(Stored items)
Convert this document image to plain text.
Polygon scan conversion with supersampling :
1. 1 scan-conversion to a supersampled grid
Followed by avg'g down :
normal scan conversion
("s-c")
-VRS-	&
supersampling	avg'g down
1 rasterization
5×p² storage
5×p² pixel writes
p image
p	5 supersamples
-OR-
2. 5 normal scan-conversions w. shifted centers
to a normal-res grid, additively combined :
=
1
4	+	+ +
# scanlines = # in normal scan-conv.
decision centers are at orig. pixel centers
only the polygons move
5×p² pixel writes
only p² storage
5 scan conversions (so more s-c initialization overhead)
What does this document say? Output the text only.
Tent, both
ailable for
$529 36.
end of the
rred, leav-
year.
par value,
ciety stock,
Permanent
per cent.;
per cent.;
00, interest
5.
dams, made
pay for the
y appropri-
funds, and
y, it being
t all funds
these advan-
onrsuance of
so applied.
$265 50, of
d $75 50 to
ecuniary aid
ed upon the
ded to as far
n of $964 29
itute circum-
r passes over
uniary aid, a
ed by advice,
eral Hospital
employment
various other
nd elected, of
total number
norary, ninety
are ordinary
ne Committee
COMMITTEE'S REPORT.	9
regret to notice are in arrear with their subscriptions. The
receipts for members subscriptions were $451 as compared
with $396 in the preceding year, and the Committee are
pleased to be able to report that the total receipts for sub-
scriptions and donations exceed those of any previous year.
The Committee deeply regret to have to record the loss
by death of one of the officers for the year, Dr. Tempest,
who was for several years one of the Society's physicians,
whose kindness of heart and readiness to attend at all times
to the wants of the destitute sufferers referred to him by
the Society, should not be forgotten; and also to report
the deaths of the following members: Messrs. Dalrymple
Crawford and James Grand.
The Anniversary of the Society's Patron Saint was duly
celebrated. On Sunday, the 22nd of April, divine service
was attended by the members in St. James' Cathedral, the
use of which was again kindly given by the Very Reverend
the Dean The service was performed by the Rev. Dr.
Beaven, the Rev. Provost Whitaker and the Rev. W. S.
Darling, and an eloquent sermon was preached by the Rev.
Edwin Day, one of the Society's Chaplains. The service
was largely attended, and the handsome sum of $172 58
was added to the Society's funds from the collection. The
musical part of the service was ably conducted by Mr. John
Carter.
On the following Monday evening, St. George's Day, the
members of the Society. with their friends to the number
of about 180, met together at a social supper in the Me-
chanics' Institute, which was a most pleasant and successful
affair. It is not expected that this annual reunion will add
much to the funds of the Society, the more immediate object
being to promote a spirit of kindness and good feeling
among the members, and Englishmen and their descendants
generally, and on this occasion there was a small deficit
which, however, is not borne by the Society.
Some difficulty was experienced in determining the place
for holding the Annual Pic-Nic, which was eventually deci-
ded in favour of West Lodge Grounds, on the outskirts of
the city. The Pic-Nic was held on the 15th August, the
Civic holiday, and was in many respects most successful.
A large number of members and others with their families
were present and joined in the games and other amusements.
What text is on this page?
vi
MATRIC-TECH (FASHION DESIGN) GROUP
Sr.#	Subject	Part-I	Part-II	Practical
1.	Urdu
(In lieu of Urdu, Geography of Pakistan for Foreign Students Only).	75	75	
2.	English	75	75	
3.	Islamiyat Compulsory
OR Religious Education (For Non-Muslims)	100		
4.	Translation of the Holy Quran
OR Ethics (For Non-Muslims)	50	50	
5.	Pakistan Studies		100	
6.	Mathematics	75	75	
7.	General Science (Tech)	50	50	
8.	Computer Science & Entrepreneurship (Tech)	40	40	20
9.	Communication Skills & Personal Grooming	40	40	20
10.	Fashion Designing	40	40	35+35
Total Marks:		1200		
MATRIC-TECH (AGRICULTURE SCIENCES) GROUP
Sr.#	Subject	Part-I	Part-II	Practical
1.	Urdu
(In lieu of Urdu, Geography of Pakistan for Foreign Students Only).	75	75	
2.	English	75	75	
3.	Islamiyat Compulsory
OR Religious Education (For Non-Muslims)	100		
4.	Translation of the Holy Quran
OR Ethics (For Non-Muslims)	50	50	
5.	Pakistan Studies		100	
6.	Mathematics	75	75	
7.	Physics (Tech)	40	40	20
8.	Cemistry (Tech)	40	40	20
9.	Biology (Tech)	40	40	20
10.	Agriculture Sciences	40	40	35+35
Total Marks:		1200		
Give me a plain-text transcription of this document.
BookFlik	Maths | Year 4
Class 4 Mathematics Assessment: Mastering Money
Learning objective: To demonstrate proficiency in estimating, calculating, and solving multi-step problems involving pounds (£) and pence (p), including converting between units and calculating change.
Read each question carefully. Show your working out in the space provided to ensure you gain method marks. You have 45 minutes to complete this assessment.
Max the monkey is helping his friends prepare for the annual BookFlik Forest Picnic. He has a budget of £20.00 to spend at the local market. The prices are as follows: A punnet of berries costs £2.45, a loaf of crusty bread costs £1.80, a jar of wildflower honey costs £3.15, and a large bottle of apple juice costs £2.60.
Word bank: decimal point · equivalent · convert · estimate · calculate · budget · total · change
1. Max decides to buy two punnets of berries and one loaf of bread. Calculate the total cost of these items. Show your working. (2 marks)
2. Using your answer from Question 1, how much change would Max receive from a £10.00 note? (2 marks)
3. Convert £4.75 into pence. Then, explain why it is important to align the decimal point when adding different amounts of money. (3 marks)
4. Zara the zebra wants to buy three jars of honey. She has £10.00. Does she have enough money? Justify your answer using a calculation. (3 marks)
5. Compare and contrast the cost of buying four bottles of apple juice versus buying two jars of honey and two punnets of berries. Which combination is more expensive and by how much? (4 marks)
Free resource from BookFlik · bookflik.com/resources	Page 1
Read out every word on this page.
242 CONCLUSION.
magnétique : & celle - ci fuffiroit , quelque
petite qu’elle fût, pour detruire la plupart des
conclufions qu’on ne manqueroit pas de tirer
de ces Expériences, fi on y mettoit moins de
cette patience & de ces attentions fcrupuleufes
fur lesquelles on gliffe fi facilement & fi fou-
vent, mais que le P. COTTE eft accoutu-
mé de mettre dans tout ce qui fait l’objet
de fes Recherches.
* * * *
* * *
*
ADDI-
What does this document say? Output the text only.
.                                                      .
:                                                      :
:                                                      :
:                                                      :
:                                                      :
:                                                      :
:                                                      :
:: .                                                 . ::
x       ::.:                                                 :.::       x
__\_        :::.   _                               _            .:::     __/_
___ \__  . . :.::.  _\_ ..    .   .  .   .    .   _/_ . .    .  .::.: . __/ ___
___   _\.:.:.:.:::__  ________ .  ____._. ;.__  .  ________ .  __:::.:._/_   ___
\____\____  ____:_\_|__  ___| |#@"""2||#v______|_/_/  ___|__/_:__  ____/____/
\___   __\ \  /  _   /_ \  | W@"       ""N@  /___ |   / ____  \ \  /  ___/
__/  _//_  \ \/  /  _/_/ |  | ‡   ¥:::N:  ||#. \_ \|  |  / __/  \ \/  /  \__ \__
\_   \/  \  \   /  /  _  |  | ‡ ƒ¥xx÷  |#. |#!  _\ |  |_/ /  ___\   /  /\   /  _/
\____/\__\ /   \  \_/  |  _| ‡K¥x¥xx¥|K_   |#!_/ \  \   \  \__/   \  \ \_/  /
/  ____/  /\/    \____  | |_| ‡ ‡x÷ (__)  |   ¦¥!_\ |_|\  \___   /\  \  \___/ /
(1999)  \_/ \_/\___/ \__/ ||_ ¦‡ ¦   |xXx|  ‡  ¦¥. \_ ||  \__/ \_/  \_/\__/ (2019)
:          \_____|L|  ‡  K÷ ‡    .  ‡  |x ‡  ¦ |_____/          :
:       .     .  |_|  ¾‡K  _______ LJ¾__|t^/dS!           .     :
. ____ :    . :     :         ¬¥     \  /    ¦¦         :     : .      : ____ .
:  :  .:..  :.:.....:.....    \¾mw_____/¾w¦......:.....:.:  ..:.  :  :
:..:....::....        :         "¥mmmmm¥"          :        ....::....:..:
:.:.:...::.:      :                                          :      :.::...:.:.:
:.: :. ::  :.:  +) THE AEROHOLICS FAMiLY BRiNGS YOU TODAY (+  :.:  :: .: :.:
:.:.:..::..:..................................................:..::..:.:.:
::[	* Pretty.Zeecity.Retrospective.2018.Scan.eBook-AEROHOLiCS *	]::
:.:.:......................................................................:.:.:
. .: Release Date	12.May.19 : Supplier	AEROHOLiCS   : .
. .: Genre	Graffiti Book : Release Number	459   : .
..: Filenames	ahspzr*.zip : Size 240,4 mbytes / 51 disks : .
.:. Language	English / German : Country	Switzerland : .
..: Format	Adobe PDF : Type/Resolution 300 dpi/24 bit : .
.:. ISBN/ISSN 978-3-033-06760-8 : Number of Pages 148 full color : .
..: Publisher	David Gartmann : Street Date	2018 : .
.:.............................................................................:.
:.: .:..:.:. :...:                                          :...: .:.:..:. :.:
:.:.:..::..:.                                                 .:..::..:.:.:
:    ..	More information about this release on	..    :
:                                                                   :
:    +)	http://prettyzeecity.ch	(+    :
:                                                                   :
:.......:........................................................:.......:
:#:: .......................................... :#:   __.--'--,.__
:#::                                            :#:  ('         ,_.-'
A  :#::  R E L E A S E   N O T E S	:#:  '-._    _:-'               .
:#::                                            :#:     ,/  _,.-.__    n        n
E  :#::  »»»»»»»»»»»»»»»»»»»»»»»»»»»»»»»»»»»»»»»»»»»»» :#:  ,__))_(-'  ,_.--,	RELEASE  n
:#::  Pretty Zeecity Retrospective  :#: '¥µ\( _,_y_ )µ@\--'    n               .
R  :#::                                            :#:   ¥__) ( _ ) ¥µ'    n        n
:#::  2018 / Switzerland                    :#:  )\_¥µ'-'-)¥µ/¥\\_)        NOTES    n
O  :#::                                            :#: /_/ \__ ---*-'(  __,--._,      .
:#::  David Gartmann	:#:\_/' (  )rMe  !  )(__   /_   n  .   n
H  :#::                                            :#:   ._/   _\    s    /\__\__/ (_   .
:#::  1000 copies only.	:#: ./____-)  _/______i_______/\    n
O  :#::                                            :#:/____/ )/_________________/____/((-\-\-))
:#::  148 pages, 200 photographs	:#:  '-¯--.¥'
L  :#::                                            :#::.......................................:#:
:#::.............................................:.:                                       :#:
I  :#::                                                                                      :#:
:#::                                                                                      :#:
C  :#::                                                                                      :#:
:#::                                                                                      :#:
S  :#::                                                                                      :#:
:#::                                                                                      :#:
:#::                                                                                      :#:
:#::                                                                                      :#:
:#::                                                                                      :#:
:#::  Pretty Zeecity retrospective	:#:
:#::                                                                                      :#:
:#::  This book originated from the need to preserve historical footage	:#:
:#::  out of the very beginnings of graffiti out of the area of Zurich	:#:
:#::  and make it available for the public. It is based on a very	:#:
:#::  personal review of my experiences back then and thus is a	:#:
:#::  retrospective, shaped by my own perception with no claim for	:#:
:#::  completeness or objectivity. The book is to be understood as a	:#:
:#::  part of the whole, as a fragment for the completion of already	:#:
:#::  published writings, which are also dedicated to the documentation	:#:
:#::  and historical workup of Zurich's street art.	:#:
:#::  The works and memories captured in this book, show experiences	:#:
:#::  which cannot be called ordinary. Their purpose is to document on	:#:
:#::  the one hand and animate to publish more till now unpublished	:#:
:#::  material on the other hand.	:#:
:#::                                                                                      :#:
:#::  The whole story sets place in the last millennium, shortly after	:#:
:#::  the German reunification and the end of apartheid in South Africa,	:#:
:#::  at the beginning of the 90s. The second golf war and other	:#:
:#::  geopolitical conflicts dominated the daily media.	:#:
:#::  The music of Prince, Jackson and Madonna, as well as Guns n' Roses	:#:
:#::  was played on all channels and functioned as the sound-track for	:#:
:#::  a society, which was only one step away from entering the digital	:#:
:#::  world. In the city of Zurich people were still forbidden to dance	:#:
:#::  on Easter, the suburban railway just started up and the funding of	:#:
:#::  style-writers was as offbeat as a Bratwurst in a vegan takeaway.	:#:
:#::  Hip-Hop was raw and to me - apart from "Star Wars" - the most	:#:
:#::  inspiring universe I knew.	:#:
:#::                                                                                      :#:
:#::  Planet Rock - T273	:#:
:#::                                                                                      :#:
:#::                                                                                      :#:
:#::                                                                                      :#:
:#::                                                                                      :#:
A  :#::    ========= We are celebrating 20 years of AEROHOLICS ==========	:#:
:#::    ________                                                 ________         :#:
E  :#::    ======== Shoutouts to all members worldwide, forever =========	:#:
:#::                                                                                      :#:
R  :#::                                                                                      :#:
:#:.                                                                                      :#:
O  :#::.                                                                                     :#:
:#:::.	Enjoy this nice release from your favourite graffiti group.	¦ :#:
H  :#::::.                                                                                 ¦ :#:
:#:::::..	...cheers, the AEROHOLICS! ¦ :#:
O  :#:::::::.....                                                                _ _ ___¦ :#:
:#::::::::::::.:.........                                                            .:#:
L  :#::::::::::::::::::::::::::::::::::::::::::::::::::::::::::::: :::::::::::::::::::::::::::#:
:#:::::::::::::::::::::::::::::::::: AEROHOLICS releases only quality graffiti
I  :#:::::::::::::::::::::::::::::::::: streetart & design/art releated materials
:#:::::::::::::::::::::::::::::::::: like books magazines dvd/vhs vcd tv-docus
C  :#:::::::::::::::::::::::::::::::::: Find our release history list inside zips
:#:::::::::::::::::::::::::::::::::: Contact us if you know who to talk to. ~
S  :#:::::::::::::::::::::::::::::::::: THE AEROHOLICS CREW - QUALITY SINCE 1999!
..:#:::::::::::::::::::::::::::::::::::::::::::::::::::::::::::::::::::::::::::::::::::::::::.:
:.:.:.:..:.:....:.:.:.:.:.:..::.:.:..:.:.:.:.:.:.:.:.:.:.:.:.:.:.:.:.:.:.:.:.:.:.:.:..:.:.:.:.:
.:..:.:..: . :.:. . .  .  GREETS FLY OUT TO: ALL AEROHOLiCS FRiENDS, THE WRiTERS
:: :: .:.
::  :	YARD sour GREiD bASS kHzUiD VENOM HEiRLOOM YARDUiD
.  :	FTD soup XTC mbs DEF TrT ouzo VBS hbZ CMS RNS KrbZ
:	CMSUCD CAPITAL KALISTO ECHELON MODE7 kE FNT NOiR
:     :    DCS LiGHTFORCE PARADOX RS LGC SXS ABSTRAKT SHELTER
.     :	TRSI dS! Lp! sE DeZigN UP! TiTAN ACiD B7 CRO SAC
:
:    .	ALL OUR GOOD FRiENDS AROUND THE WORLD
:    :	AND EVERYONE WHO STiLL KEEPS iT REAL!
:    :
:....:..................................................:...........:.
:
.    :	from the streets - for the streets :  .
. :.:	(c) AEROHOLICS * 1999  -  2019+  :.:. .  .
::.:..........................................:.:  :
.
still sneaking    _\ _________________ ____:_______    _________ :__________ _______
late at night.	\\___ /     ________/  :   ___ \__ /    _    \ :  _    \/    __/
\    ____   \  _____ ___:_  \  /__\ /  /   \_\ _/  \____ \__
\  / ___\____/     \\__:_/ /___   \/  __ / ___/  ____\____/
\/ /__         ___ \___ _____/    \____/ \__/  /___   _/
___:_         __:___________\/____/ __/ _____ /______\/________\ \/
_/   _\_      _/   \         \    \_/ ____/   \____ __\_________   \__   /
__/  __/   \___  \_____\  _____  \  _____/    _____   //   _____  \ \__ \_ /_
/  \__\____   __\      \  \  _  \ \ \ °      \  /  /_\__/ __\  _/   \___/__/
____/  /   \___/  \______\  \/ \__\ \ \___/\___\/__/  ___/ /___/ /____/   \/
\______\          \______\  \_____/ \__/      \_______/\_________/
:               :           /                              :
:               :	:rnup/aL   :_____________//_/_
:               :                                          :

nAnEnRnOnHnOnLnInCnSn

## Exercise description
Report how many lines hold the string "point", giving the number and nothing else.

## Response
2